> [Dataset rows about figures]
----------

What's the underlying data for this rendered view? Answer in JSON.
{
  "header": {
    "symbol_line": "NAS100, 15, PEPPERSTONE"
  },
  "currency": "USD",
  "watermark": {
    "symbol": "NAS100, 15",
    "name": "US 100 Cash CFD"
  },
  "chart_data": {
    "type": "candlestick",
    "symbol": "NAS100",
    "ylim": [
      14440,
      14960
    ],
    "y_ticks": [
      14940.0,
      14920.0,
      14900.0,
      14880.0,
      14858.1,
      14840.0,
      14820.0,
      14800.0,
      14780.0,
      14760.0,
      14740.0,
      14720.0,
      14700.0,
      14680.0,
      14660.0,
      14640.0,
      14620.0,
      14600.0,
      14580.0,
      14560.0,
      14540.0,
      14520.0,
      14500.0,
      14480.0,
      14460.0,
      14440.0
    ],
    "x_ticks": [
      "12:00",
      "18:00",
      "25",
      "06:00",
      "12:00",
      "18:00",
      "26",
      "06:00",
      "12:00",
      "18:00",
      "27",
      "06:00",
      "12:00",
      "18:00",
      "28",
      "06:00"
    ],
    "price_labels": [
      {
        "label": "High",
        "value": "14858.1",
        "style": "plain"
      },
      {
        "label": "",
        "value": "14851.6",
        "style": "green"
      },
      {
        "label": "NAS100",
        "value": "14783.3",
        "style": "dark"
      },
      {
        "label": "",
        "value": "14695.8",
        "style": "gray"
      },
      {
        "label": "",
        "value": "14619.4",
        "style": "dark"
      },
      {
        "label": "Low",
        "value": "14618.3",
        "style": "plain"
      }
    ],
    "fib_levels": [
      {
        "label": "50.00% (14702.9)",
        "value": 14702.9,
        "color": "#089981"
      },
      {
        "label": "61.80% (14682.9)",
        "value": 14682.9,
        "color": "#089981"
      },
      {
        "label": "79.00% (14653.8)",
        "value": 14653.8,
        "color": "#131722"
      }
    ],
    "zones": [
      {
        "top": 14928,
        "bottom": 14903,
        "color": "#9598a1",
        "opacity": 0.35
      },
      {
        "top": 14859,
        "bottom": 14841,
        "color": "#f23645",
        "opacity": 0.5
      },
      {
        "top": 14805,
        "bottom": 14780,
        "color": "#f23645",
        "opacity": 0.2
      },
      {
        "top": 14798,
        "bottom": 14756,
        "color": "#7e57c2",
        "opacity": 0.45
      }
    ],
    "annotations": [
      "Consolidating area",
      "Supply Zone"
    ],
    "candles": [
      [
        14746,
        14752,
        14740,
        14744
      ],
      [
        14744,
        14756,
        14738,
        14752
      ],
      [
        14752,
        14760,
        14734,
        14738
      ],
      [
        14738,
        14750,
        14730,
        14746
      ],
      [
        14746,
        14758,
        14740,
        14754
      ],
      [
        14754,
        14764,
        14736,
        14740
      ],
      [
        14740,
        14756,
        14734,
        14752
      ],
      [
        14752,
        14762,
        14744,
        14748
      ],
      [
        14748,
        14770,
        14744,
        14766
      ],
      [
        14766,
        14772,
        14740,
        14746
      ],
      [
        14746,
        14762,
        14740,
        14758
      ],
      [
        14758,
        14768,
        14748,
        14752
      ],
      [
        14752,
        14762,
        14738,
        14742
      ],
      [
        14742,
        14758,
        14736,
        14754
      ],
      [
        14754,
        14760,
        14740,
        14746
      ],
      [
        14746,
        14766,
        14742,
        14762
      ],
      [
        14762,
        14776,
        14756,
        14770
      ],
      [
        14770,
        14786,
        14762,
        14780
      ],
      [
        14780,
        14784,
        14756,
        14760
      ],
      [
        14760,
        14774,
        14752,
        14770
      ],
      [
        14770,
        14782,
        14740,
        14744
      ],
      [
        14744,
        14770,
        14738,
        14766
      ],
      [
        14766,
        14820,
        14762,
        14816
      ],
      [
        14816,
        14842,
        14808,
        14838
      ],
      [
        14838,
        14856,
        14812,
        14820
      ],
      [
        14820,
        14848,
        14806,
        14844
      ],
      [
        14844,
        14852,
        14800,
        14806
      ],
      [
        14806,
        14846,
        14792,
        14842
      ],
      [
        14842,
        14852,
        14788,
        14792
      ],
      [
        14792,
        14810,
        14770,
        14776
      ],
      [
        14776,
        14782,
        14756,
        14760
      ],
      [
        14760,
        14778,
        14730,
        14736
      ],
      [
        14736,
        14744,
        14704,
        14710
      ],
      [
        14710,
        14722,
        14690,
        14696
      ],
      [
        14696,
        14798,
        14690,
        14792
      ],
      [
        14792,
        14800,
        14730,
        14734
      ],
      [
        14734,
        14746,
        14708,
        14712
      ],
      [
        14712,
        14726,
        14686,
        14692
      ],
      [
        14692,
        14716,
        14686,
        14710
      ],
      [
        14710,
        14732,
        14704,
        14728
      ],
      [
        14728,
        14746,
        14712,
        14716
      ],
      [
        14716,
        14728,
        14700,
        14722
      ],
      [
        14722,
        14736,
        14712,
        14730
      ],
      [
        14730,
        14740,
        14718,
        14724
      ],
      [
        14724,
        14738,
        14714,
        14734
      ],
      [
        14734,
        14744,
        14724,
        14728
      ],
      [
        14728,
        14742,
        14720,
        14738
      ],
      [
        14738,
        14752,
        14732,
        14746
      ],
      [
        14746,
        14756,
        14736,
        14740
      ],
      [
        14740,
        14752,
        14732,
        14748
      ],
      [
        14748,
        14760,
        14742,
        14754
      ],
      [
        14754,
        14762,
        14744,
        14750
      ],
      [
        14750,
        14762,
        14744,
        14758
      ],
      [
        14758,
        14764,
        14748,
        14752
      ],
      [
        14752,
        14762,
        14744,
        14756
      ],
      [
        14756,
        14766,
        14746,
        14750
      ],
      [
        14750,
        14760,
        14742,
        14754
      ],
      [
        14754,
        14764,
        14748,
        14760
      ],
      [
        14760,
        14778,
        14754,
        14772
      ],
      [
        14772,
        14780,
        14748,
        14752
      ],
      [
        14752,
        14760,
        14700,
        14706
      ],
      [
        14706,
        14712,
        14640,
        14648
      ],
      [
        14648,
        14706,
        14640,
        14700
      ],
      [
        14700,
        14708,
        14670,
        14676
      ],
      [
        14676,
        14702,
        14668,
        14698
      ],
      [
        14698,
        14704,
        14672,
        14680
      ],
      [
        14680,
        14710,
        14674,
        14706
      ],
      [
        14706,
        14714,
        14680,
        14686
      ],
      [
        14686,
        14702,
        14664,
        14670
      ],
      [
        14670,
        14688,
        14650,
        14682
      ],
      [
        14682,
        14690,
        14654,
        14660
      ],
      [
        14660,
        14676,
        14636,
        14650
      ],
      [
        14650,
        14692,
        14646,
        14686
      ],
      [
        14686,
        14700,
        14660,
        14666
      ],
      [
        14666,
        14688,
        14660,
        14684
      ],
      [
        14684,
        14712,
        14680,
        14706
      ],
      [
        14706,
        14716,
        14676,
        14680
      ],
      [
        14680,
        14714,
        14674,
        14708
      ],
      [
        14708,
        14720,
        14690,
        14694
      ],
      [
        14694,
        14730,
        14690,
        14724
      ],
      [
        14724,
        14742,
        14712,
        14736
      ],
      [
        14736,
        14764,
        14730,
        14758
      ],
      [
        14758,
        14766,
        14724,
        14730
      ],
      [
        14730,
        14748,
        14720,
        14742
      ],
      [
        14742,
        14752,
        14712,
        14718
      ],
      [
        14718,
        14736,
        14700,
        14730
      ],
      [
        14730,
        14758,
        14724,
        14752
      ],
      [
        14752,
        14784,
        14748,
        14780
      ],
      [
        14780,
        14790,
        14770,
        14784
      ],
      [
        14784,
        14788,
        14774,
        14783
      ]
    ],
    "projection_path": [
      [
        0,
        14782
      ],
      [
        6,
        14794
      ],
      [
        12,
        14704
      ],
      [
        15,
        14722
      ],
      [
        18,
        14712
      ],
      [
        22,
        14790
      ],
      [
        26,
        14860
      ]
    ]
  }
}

----------

> [DIRECTIONS FOR THIS TASK]
Using the material above, copy every line in which the string "color" occurs.

> [FULL RESPONSE]
        "color": "#089981"
        "color": "#089981"
        "color": "#131722"
        "color": "#9598a1",
        "color": "#f23645",
        "color": "#f23645",
        "color": "#7e57c2",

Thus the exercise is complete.